Please print the full listing exactly.

====================

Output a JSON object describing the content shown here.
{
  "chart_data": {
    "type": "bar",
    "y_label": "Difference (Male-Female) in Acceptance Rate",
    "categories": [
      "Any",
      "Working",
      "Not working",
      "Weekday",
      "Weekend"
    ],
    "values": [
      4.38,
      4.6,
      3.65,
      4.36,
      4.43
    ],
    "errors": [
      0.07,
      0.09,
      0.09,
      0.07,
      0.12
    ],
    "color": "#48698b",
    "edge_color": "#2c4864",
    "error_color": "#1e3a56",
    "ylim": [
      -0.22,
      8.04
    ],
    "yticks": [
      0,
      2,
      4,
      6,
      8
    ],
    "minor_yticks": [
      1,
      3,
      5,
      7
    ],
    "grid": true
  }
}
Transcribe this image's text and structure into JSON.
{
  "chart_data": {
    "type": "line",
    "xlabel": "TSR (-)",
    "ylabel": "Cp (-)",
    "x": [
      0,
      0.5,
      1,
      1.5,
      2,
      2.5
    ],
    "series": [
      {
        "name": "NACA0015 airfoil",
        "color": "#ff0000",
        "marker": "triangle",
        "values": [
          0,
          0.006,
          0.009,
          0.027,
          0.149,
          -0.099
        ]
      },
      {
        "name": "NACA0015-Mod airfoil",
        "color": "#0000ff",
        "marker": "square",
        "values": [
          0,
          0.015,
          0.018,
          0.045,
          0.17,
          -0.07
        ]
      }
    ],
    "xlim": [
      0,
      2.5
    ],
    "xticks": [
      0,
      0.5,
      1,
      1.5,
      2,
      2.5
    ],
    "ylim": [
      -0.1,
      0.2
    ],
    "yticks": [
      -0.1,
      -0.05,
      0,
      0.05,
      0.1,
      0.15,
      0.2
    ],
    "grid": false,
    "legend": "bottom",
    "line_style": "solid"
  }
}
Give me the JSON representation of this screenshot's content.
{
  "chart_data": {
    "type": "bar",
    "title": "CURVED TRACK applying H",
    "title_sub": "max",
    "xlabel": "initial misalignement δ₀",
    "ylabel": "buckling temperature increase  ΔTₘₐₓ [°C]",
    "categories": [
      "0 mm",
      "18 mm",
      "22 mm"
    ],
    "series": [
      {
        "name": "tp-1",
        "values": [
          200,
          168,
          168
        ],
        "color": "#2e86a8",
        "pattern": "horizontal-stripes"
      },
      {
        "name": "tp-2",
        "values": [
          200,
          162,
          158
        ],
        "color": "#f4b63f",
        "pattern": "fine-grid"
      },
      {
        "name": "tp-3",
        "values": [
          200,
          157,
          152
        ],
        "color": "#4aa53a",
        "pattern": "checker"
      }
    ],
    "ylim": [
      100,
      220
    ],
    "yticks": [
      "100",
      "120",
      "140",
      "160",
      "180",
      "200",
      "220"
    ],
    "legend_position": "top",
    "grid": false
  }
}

====================

▶ RESULT OF THE TASK:
Output a JSON object describing the content shown here.
{
  "chart_data": {
    "type": "bar",
    "y_label": "Difference (Male-Female) in Acceptance Rate",
    "categories": [
      "Any",
      "Working",
      "Not working",
      "Weekday",
      "Weekend"
    ],
    "values": [
      4.38,
      4.6,
      3.65,
      4.36,
      4.43
    ],
    "errors": [
      0.07,
      0.09,
      0.09,
      0.07,
      0.12
    ],
    "color": "#48698b",
    "edge_color": "#2c4864",
    "error_color": "#1e3a56",
    "ylim": [
      -0.22,
      8.04
    ],
    "yticks": [
      0,
      2,
      4,
      6,
      8
    ],
    "minor_yticks": [
      1,
      3,
      5,
      7
    ],
    "grid": true
  }
}
Transcribe this image's text and structure into JSON.
{
  "chart_data": {
    "type": "line",
    "xlabel": "TSR (-)",
    "ylabel": "Cp (-)",
    "x": [
      0,
      0.5,
      1,
      1.5,
      2,
      2.5
    ],
    "series": [
      {
        "name": "NACA0015 airfoil",
        "color": "#ff0000",
        "marker": "triangle",
        "values": [
          0,
          0.006,
          0.009,
          0.027,
          0.149,
          -0.099
        ]
      },
      {
        "name": "NACA0015-Mod airfoil",
        "color": "#0000ff",
        "marker": "square",
        "values": [
          0,
          0.015,
          0.018,
          0.045,
          0.17,
          -0.07
        ]
      }
    ],
    "xlim": [
      0,
      2.5
    ],
    "xticks": [
      0,
      0.5,
      1,
      1.5,
      2,
      2.5
    ],
    "ylim": [
      -0.1,
      0.2
    ],
    "yticks": [
      -0.1,
      -0.05,
      0,
      0.05,
      0.1,
      0.15,
      0.2
    ],
    "grid": false,
    "legend": "bottom",
    "line_style": "solid"
  }
}
Give me the JSON representation of this screenshot's content.
{
  "chart_data": {
    "type": "bar",
    "title": "CURVED TRACK applying H",
    "title_sub": "max",
    "xlabel": "initial misalignement δ₀",
    "ylabel": "buckling temperature increase  ΔTₘₐₓ [°C]",
    "categories": [
      "0 mm",
      "18 mm",
      "22 mm"
    ],
    "series": [
      {
        "name": "tp-1",
        "values": [
          200,
          168,
          168
        ],
        "color": "#2e86a8",
        "pattern": "horizontal-stripes"
      },
      {
        "name": "tp-2",
        "values": [
          200,
          162,
          158
        ],
        "color": "#f4b63f",
        "pattern": "fine-grid"
      },
      {
        "name": "tp-3",
        "values": [
          200,
          157,
          152
        ],
        "color": "#4aa53a",
        "pattern": "checker"
      }
    ],
    "ylim": [
      100,
      220
    ],
    "yticks": [
      "100",
      "120",
      "140",
      "160",
      "180",
      "200",
      "220"
    ],
    "legend_position": "top",
    "grid": false
  }
}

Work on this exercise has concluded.